--- REQUIREMENT ---
Count how many lines below contain the word "Ions", then give that number alone.

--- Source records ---

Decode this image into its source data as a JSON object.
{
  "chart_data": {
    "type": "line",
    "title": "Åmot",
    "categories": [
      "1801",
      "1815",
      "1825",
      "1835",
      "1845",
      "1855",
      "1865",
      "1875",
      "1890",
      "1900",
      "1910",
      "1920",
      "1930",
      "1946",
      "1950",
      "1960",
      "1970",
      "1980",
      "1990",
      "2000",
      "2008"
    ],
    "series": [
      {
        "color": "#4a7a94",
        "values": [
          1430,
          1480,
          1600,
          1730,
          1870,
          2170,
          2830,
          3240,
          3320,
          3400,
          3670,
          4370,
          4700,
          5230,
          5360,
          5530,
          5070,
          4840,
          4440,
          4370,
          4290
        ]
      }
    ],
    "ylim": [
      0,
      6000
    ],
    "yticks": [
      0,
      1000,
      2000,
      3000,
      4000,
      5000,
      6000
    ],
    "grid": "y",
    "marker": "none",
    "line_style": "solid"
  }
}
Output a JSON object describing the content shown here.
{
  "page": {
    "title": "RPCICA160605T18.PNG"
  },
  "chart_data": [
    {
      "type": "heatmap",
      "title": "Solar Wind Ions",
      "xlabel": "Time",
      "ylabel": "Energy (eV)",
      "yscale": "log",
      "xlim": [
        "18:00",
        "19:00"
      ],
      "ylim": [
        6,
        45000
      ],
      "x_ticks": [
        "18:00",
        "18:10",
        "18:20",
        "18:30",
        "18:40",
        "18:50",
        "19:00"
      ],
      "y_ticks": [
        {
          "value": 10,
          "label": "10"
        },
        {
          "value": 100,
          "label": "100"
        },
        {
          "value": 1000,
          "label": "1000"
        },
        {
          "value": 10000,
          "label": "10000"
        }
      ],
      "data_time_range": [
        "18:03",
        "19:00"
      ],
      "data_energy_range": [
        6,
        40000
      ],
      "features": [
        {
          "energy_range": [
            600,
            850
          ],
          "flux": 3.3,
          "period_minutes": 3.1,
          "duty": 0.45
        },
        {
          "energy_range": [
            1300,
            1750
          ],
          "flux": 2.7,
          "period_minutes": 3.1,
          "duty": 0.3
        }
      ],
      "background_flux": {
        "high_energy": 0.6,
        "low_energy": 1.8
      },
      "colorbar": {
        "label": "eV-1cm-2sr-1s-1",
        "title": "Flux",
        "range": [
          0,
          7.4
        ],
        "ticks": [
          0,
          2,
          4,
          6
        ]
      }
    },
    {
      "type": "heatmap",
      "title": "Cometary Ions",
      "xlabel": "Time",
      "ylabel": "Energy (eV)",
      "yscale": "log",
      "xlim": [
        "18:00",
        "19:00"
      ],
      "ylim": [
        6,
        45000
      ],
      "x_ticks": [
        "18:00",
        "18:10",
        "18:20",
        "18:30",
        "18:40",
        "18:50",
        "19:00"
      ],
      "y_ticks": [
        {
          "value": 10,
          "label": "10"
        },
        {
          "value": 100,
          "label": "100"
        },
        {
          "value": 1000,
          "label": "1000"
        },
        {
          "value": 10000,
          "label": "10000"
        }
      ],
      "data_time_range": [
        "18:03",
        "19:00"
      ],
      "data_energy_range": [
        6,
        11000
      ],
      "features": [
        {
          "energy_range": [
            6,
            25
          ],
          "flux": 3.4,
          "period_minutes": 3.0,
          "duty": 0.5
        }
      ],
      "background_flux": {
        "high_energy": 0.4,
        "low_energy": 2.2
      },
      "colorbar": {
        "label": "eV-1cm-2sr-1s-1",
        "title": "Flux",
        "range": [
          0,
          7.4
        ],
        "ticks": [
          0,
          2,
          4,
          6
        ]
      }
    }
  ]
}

--- THE RESPONSE ---
2